Begin Records

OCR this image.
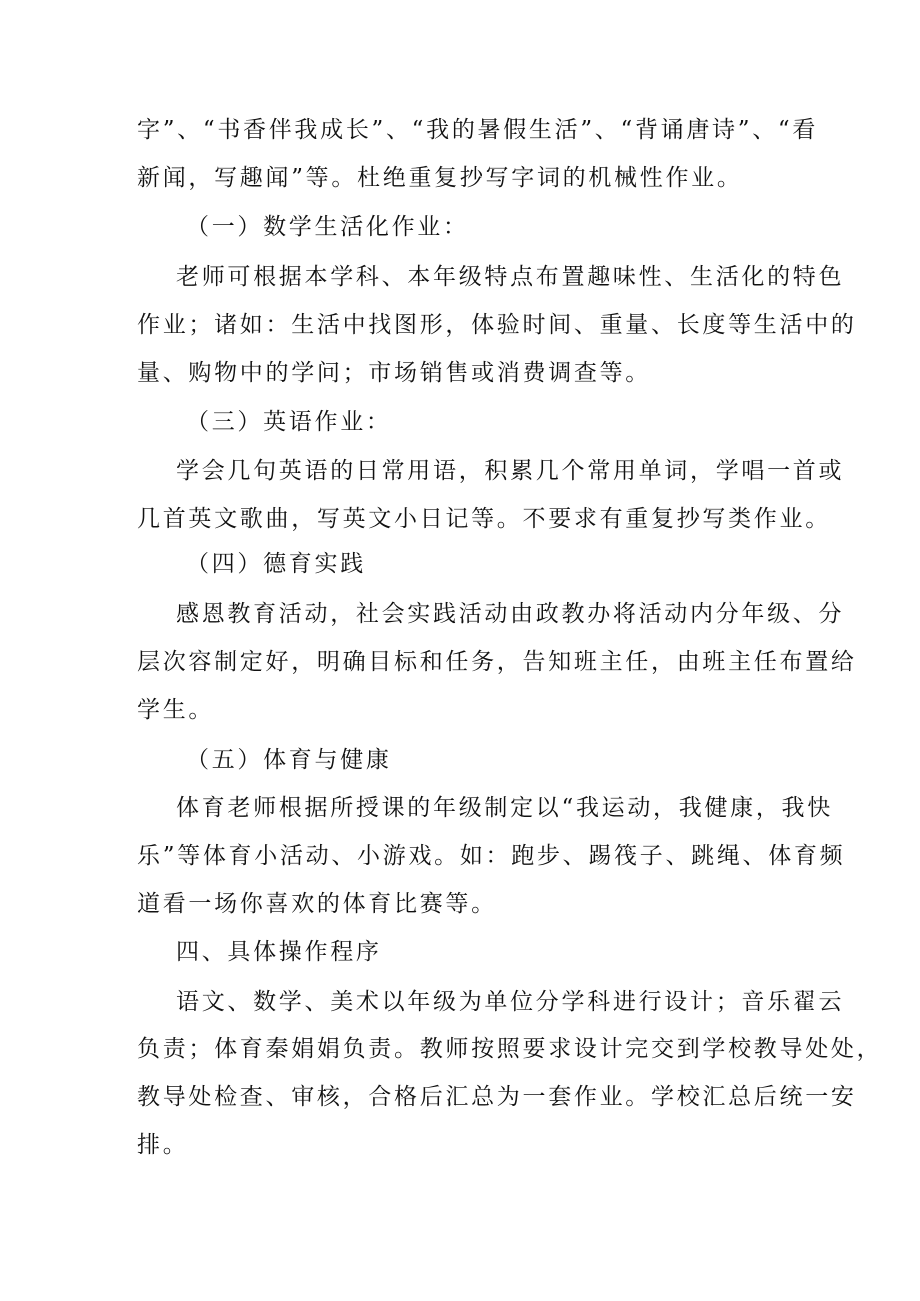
字”、“书香伴我成长”、“我的暑假生活”、“背诵唐诗”、“看

新闻，写趣闻”等。杜绝重复抄写字词的机械性作业。

（一）数学生活化作业：

老师可根据本学科、本年级特点布置趣味性、生活化的特色

作业；诸如：生活中找图形，体验时间、重量、长度等生活中的

量、购物中的学问；市场销售或消费调查等。

（三）英语作业：

学会几句英语的日常用语，积累几个常用单词，学唱一首或

几首英文歌曲，写英文小日记等。不要求有重复抄写类作业。

（四）德育实践

感恩教育活动，社会实践活动由政教办将活动内分年级、分

层次容制定好，明确目标和任务，告知班主任，由班主任布置给

学生。

（五）体育与健康

体育老师根据所授课的年级制定以“我运动，我健康，我快

乐”等体育小活动、小游戏。如：跑步、踢筏子、跳绳、体育频

道看一场你喜欢的体育比赛等。

四、具体操作程序

语文、数学、美术以年级为单位分学科进行设计；音乐翟云

负责；体育秦娟娟负责。教师按照要求设计完交到学校教导处处，

教导处检查、审核，合格后汇总为一套作业。学校汇总后统一安

排。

End Records

* [Stated exercise] Without the pictures, retype the whole of the material above exactly.

* [Solution to this task]
OCR this image.
字”、“书香伴我成长”、“我的暑假生活”、“背诵唐诗”、“看

新闻，写趣闻”等。杜绝重复抄写字词的机械性作业。

（一）数学生活化作业：

老师可根据本学科、本年级特点布置趣味性、生活化的特色

作业；诸如：生活中找图形，体验时间、重量、长度等生活中的

量、购物中的学问；市场销售或消费调查等。

（三）英语作业：

学会几句英语的日常用语，积累几个常用单词，学唱一首或

几首英文歌曲，写英文小日记等。不要求有重复抄写类作业。

（四）德育实践

感恩教育活动，社会实践活动由政教办将活动内分年级、分

层次容制定好，明确目标和任务，告知班主任，由班主任布置给

学生。

（五）体育与健康

体育老师根据所授课的年级制定以“我运动，我健康，我快

乐”等体育小活动、小游戏。如：跑步、踢筏子、跳绳、体育频

道看一场你喜欢的体育比赛等。

四、具体操作程序

语文、数学、美术以年级为单位分学科进行设计；音乐翟云

负责；体育秦娟娟负责。教师按照要求设计完交到学校教导处处，

教导处检查、审核，合格后汇总为一套作业。学校汇总后统一安

排。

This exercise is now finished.